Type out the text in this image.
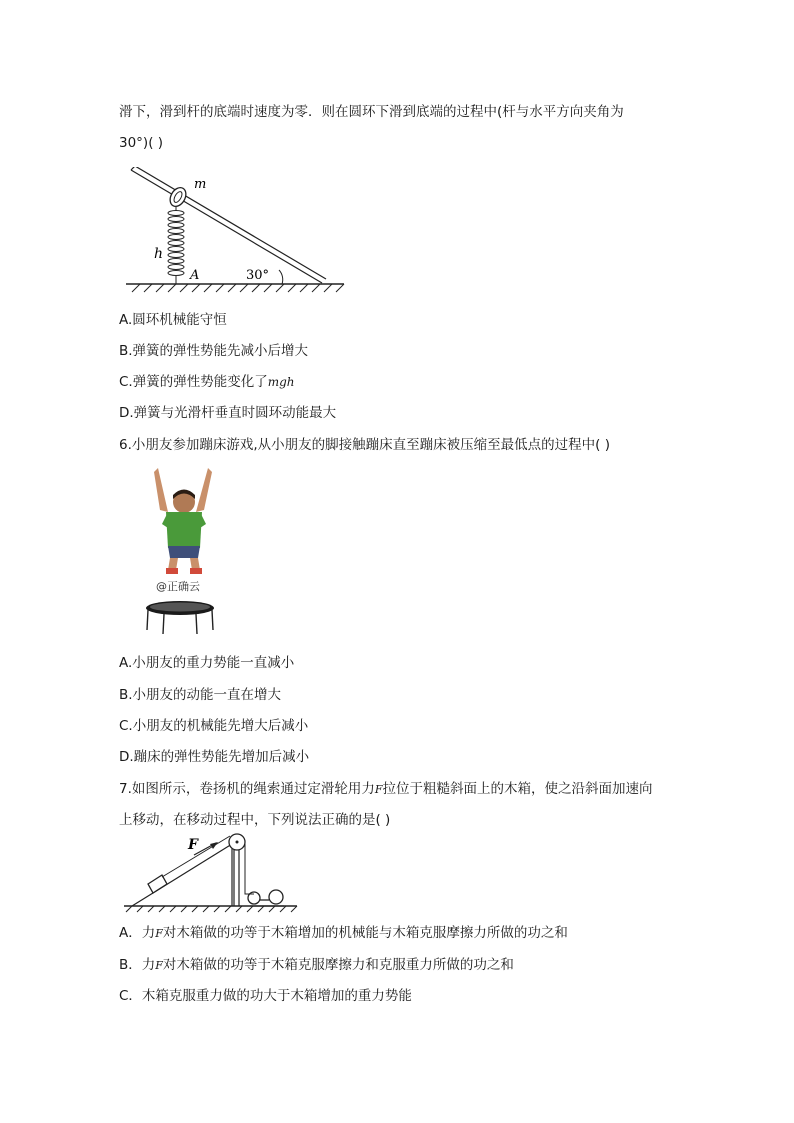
滑下，滑到杆的底端时速度为零．则在圆环下滑到底端的过程中(杆与水平方向夹角为
30°)( )
m
h
A	30°
A.圆环机械能守恒
B.弹簧的弹性势能先减小后增大
C.弹簧的弹性势能变化了mgh
D.弹簧与光滑杆垂直时圆环动能最大
6.小朋友参加蹦床游戏,从小朋友的脚接触蹦床直至蹦床被压缩至最低点的过程中( )
@正确云
A.小朋友的重力势能一直减小
B.小朋友的动能一直在增大
C.小朋友的机械能先增大后减小
D.蹦床的弹性势能先增加后减小
7.如图所示，卷扬机的绳索通过定滑轮用力F拉位于粗糙斜面上的木箱，使之沿斜面加速向
上移动，在移动过程中，下列说法正确的是( )
F
A．力F对木箱做的功等于木箱增加的机械能与木箱克服摩擦力所做的功之和
B．力F对木箱做的功等于木箱克服摩擦力和克服重力所做的功之和
C．木箱克服重力做的功大于木箱增加的重力势能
####
» Problem description: Pictures are excluded; copy every other part of the records exactly.

» Task response:
Type out the text in this image.
滑下，滑到杆的底端时速度为零．则在圆环下滑到底端的过程中(杆与水平方向夹角为
30°)( )
m
h
A	30°
A.圆环机械能守恒
B.弹簧的弹性势能先减小后增大
C.弹簧的弹性势能变化了mgh
D.弹簧与光滑杆垂直时圆环动能最大
6.小朋友参加蹦床游戏,从小朋友的脚接触蹦床直至蹦床被压缩至最低点的过程中( )
@正确云
A.小朋友的重力势能一直减小
B.小朋友的动能一直在增大
C.小朋友的机械能先增大后减小
D.蹦床的弹性势能先增加后减小
7.如图所示，卷扬机的绳索通过定滑轮用力F拉位于粗糙斜面上的木箱，使之沿斜面加速向
上移动，在移动过程中，下列说法正确的是( )
F
A．力F对木箱做的功等于木箱增加的机械能与木箱克服摩擦力所做的功之和
B．力F对木箱做的功等于木箱克服摩擦力和克服重力所做的功之和
C．木箱克服重力做的功大于木箱增加的重力势能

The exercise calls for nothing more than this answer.